## TO DO
In the forum thread about running out of fossil fuels, how long does one reply say the UK's shale gas would last?

Segment Start: TEXT EXCERPT

No fossil fuels = no money for the middle east. They won't be remotely powerful.
Reply 3
Nuclear.
Reply 4
Original post by Drewski
No fossil fuels = no money for the middle east. They won't be remotely powerful.


Don't you think they are getting probably robbed for it now? Seeing how they are so unstable, they are not exactly profiting. But anyway, I didn't mean oil wise, I meant that their ideology and demographics are spreading, and appealing to many disenfranchised youth in a chaotic and unstable world, it provides moral certainties.
Reply 5
Original post by Ruthless Dutchman
Nuclear.


But how much will it give us, and how will it change technologies usage and progress, that's what I want to know.
Reply 6
Humanity always finds a way :colonhash:
All of Scotland will go "I'm glad that Independence referendum worked out the way that it did."
Reply 8
Original post by Chillaxer
They say there is not long to go for oil and gas. There is for coal, but of course, if that takes over from the other two, it's time estimate will reduce drastically. Also, the estimates I've read are based on current per capita usage and population, and the population will certainly increase, and if usage trends continue, then per capita usage will increase too.
So picture a few hundred years down the line, we have a warmer world, and no fossil fuels.
We have the middle east and an ideology that doesn't like the west-how powerful will that become amidst the chaos? What kind of lives would we live? How much energy could alternative sources, hydro, wind etc give us, and how would it change our usage of technology? Will technological advance take a back seat, will we be forced to use no more advanced devices than now, or will what we have now be unsustainable with alternative energy?


It's not really true. If you look historically, people have been saying that oil will run out since the 1920's, the reality is that innovation and exploration has continued to identify new oil fields such that oil reserves in 2008 were the highest they'd ever been. We have massive fields in Iran and Venezuela which are essentially untapped. Further and in relation to gas, innovation has allowed new techniques like fracking which mean we can access new reserves of shale oil and gas (the UK alone has enough shale gas under it to last a century) and technological innovation in the west is so significant that some fields in the US can produce Shale Oil at less than $30 per barrel. Further though, we have seen profound improvements in electric cars and solar technology so it's possible that over time demand may not be as high as predicted.

Segment End: TEXT EXCERPT
Segment Start: DATA FOR REVIEW

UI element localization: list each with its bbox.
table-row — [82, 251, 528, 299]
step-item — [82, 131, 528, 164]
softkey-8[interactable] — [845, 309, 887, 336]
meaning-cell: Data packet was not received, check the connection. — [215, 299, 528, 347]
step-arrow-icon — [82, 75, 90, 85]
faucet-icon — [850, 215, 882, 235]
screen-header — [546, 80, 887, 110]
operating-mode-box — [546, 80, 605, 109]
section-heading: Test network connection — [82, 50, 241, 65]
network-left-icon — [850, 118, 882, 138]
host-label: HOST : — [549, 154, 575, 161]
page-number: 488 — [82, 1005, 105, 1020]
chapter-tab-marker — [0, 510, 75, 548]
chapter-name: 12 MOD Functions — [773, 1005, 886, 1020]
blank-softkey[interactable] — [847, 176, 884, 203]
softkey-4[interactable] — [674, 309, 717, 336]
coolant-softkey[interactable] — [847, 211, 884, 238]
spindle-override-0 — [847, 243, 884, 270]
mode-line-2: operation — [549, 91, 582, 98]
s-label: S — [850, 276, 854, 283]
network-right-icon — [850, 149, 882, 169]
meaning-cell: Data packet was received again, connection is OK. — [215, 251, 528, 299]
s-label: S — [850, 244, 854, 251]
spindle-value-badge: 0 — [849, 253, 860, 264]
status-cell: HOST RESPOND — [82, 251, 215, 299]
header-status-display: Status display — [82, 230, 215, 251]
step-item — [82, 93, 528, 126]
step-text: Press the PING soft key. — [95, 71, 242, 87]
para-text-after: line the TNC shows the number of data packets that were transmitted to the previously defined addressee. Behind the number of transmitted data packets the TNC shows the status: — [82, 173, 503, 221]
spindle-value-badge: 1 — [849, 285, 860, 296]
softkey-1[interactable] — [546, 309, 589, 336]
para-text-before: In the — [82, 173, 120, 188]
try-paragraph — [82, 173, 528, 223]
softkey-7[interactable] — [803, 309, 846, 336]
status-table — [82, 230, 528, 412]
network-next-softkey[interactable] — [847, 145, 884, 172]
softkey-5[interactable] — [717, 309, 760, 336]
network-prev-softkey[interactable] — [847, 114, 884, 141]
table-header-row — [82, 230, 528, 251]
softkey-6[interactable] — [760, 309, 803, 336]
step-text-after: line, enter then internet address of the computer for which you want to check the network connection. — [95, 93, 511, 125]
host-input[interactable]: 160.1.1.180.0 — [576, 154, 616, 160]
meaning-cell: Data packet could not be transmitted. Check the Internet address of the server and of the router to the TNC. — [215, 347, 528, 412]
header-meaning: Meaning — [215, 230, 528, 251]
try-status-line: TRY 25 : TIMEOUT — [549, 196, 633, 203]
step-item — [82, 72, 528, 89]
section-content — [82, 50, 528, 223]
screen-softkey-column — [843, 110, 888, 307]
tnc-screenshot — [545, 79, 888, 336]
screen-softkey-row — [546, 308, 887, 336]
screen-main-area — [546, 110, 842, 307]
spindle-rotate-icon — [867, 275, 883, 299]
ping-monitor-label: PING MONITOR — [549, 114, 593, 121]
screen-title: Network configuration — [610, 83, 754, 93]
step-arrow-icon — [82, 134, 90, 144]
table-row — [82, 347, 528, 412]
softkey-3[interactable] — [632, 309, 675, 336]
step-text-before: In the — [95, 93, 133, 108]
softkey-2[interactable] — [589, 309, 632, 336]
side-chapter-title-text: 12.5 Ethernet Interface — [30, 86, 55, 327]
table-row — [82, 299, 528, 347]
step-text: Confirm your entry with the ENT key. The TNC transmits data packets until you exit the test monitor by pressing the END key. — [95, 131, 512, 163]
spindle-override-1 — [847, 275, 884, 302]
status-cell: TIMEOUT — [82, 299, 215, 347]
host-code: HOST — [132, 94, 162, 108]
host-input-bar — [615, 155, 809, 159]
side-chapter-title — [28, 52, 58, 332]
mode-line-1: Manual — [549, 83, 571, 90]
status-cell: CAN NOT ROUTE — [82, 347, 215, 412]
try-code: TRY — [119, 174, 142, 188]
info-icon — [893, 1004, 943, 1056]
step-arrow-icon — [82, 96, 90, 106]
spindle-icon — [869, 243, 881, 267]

Segment End: DATA FOR REVIEW

## EXERCISE ANSWER
A century.